- [Work required]:
Leave the pictures aside and write out exactly every line from the one containing "Convert this document image to plain text." through the last line.

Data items
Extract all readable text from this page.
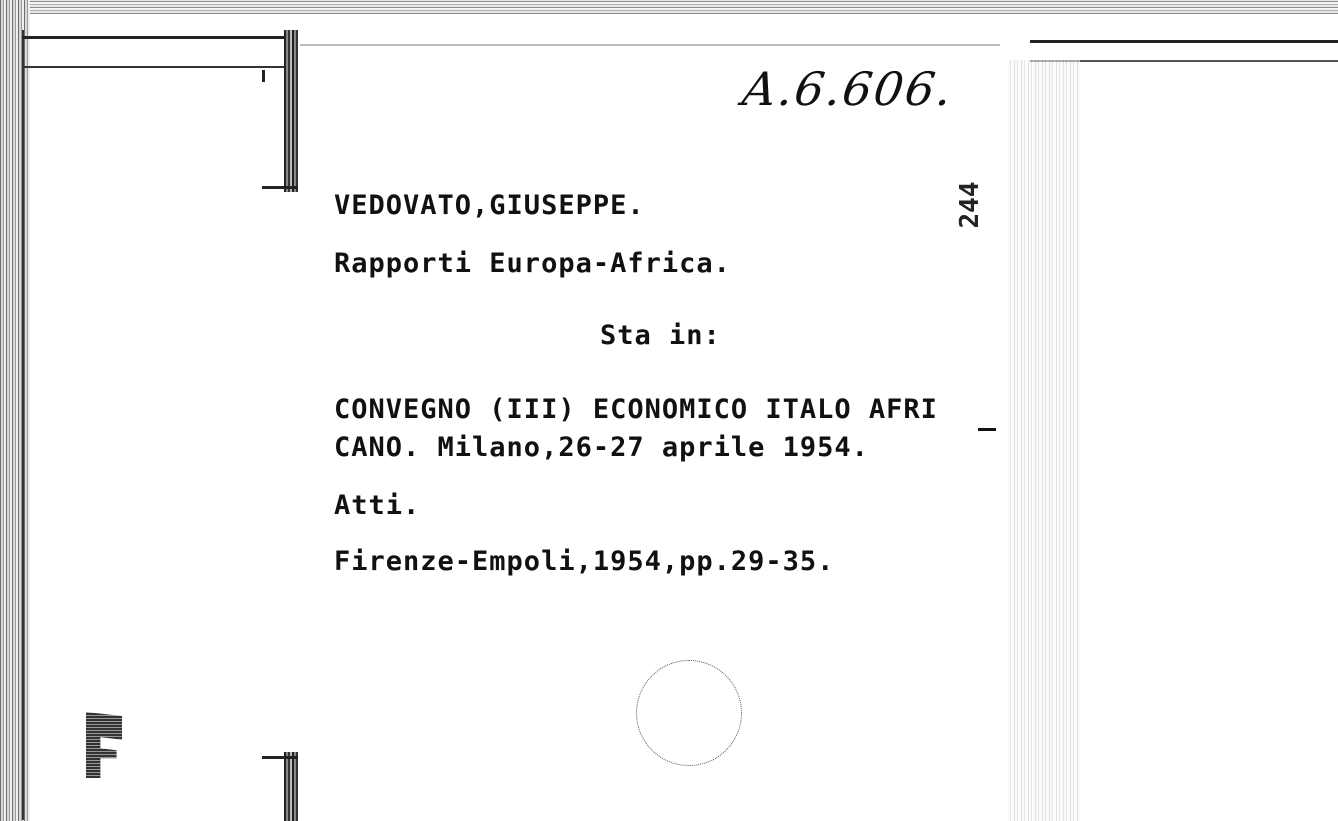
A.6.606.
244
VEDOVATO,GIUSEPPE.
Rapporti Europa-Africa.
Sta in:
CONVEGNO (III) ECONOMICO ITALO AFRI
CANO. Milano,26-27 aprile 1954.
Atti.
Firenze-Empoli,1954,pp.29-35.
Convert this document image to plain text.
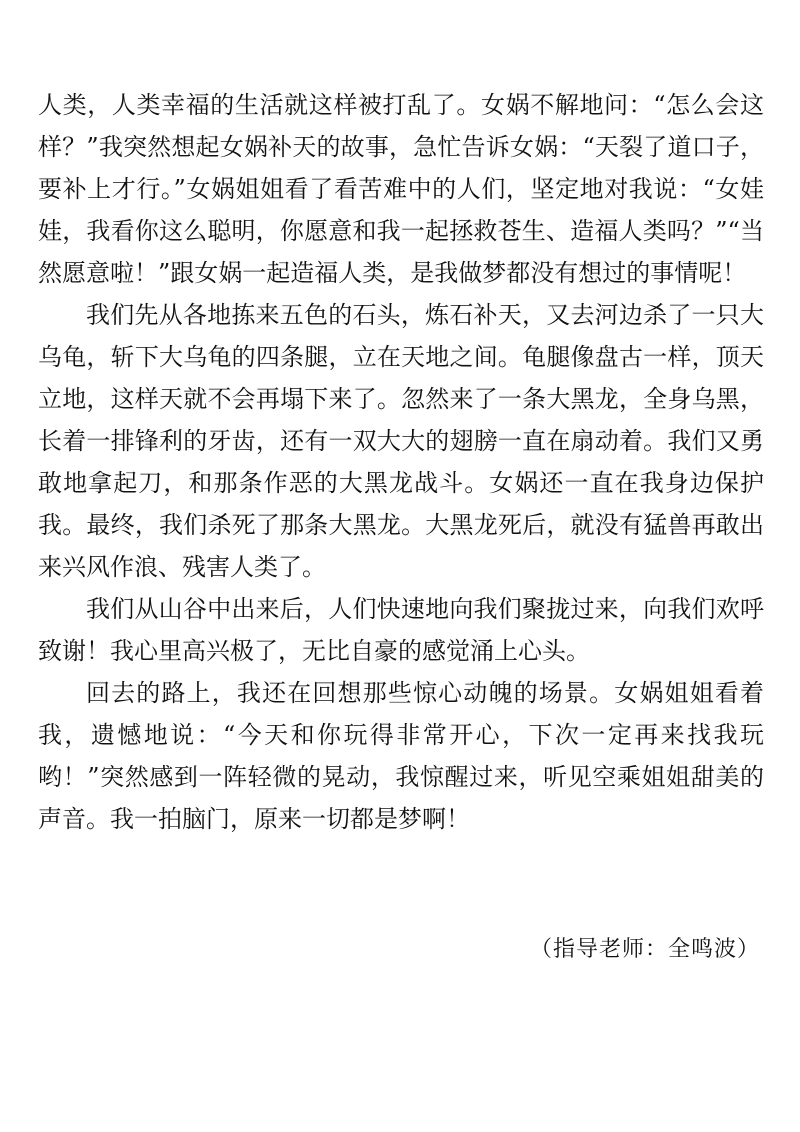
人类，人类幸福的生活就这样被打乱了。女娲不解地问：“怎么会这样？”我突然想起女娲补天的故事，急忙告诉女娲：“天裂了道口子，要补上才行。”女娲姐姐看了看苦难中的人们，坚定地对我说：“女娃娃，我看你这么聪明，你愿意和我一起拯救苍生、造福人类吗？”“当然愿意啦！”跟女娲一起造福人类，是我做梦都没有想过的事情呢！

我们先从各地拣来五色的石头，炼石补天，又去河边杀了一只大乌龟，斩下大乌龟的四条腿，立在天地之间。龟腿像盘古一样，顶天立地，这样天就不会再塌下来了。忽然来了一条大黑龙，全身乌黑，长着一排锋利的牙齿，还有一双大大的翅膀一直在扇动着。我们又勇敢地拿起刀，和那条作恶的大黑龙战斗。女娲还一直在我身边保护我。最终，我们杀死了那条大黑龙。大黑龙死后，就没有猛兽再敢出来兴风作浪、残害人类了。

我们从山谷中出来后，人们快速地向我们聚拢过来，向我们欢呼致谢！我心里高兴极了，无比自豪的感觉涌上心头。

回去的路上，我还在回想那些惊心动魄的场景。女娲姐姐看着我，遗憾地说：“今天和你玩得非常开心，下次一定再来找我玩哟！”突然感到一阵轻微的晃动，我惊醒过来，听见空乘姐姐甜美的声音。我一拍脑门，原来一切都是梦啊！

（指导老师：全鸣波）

- [Exercise result]:
Convert this document image to plain text.
人类，人类幸福的生活就这样被打乱了。女娲不解地问：“怎么会这样？”我突然想起女娲补天的故事，急忙告诉女娲：“天裂了道口子，要补上才行。”女娲姐姐看了看苦难中的人们，坚定地对我说：“女娃娃，我看你这么聪明，你愿意和我一起拯救苍生、造福人类吗？”“当然愿意啦！”跟女娲一起造福人类，是我做梦都没有想过的事情呢！

我们先从各地拣来五色的石头，炼石补天，又去河边杀了一只大乌龟，斩下大乌龟的四条腿，立在天地之间。龟腿像盘古一样，顶天立地，这样天就不会再塌下来了。忽然来了一条大黑龙，全身乌黑，长着一排锋利的牙齿，还有一双大大的翅膀一直在扇动着。我们又勇敢地拿起刀，和那条作恶的大黑龙战斗。女娲还一直在我身边保护我。最终，我们杀死了那条大黑龙。大黑龙死后，就没有猛兽再敢出来兴风作浪、残害人类了。

我们从山谷中出来后，人们快速地向我们聚拢过来，向我们欢呼致谢！我心里高兴极了，无比自豪的感觉涌上心头。

回去的路上，我还在回想那些惊心动魄的场景。女娲姐姐看着我，遗憾地说：“今天和你玩得非常开心，下次一定再来找我玩哟！”突然感到一阵轻微的晃动，我惊醒过来，听见空乘姐姐甜美的声音。我一拍脑门，原来一切都是梦啊！

（指导老师：全鸣波）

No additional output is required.